SET PROBLEM:
Gather all lines containing the string "content" and copy them out.
═══ RECORDS FOR THIS EXERCISE
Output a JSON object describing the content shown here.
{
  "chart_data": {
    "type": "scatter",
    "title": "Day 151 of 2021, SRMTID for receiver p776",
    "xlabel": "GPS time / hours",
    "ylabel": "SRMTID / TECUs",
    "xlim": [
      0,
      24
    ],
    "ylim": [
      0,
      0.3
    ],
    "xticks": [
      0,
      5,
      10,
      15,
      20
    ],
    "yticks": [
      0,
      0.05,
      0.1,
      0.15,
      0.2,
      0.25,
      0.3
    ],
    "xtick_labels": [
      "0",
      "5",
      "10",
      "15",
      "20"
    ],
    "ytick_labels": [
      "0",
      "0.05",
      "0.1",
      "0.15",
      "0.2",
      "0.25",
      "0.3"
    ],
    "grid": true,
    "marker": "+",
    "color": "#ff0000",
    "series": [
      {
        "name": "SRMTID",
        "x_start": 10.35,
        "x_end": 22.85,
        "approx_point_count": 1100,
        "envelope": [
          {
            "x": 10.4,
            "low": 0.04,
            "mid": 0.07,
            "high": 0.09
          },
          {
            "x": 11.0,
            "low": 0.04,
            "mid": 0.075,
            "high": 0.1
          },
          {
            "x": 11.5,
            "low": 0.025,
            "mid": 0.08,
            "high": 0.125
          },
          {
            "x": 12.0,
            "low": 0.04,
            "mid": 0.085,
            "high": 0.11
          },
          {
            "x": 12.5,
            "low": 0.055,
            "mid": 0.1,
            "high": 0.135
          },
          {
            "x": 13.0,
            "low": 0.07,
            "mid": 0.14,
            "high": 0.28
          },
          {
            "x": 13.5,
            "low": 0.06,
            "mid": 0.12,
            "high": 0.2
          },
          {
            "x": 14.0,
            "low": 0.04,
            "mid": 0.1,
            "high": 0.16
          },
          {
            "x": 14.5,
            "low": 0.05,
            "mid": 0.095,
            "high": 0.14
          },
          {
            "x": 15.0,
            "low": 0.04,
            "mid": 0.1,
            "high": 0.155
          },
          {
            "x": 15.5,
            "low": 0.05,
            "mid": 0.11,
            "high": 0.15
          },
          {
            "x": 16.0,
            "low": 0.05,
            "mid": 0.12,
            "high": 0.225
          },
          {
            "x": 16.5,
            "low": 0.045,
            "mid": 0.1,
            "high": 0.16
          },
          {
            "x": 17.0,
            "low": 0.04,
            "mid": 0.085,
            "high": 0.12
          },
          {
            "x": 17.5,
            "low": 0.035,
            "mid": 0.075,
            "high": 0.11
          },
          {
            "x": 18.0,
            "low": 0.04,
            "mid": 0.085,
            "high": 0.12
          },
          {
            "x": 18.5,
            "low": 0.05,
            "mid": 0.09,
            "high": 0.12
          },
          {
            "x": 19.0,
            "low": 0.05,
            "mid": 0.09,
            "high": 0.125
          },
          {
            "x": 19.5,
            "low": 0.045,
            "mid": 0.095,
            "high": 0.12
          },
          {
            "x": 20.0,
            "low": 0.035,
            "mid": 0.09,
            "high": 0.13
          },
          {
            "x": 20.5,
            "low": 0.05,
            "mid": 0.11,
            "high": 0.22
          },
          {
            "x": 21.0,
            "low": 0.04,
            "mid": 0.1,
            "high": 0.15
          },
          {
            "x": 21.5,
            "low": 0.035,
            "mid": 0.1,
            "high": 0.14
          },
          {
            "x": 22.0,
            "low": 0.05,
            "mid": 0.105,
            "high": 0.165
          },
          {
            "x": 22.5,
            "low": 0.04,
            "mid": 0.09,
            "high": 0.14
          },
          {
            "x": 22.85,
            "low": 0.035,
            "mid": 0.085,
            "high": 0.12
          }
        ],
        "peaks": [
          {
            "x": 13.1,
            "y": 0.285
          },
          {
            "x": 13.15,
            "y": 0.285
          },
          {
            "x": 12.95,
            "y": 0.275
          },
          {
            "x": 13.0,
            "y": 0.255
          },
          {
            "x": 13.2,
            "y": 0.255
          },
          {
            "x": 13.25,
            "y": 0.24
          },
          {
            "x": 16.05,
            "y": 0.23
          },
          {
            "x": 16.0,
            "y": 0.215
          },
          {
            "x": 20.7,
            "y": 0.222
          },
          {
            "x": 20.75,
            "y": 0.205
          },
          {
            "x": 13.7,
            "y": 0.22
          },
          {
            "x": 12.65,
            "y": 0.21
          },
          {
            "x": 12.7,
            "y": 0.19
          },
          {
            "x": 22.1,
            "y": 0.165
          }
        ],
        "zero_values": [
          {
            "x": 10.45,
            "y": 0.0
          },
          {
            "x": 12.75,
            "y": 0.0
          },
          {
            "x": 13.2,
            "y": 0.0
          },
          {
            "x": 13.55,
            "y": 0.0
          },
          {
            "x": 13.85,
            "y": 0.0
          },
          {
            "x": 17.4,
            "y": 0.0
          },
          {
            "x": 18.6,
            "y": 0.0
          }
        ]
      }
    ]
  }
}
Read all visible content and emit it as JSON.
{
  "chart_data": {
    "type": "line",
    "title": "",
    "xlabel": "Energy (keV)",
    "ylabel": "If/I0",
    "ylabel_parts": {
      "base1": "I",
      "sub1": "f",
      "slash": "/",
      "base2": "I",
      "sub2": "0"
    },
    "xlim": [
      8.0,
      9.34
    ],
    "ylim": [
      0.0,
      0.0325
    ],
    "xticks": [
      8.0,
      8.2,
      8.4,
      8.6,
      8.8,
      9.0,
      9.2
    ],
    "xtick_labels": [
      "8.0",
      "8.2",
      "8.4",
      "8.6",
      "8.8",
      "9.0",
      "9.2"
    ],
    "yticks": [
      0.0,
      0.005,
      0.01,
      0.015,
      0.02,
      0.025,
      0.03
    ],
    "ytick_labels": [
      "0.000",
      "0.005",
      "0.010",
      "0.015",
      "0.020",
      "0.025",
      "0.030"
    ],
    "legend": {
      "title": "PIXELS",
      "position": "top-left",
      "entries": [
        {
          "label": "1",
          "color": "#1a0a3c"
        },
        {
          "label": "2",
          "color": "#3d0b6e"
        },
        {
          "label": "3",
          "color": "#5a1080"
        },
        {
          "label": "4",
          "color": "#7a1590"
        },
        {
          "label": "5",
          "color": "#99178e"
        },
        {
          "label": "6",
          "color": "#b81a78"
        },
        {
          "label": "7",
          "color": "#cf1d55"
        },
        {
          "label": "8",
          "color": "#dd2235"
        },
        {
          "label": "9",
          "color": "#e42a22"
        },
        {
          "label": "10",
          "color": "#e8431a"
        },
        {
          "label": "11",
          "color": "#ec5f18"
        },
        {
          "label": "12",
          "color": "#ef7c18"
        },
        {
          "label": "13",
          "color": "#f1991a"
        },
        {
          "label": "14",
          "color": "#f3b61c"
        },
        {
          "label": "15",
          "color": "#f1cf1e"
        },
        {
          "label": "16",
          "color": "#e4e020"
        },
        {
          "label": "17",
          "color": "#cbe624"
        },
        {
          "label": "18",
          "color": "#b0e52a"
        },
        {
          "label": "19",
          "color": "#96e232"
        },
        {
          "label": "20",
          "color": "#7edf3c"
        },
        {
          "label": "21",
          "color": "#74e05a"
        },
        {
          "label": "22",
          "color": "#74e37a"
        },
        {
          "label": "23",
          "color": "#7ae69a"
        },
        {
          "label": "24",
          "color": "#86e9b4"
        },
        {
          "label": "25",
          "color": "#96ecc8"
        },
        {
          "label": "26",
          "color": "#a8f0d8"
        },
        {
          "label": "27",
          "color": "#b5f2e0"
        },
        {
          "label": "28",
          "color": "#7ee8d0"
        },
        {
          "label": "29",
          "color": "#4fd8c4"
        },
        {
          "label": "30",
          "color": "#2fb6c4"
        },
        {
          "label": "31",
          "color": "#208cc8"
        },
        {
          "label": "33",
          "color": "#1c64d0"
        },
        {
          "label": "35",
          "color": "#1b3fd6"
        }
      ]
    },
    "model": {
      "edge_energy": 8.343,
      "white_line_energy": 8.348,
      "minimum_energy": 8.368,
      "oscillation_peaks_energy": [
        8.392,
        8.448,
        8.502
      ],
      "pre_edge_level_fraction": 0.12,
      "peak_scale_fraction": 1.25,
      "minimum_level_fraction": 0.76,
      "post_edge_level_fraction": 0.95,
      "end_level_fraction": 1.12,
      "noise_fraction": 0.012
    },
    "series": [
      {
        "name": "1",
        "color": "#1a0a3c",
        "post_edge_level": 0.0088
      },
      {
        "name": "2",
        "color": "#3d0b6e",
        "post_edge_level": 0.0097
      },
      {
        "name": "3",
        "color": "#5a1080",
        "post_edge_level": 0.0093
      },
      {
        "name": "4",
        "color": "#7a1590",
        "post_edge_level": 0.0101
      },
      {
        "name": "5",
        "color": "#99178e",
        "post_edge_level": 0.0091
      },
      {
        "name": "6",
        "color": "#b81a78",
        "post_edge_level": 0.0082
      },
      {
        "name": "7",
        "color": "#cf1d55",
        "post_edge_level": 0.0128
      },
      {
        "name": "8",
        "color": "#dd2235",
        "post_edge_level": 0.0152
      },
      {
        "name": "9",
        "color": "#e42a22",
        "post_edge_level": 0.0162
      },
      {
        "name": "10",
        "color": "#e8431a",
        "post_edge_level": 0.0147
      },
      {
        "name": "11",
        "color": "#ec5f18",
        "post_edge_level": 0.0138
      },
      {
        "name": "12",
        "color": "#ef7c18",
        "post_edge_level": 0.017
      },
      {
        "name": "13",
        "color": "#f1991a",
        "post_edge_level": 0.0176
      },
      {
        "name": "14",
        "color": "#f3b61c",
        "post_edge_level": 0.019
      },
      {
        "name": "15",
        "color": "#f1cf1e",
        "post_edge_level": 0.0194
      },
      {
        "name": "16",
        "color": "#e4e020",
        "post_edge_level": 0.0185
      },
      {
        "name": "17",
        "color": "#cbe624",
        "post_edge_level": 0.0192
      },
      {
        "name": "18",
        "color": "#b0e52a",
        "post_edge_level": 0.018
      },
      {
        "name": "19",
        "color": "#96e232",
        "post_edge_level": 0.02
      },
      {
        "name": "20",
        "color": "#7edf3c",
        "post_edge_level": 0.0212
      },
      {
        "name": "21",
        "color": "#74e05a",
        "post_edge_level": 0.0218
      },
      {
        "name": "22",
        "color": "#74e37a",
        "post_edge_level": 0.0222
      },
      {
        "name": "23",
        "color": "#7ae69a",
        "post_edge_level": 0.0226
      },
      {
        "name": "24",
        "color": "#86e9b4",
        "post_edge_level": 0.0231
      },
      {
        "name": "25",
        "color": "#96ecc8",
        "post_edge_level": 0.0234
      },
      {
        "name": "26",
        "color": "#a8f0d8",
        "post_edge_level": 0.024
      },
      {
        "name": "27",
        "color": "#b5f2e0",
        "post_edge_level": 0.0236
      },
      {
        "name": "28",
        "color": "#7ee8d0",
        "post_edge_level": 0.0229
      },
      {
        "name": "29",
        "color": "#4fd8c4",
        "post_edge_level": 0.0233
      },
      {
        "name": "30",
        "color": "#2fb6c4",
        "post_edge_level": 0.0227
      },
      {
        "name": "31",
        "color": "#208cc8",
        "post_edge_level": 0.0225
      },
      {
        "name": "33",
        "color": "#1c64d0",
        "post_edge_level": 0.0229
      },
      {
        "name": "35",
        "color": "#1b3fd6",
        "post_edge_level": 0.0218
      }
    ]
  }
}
══════
SOLUTION TO THIS PROBLEM:
Output a JSON object describing the content shown here.
Read all visible content and emit it as JSON.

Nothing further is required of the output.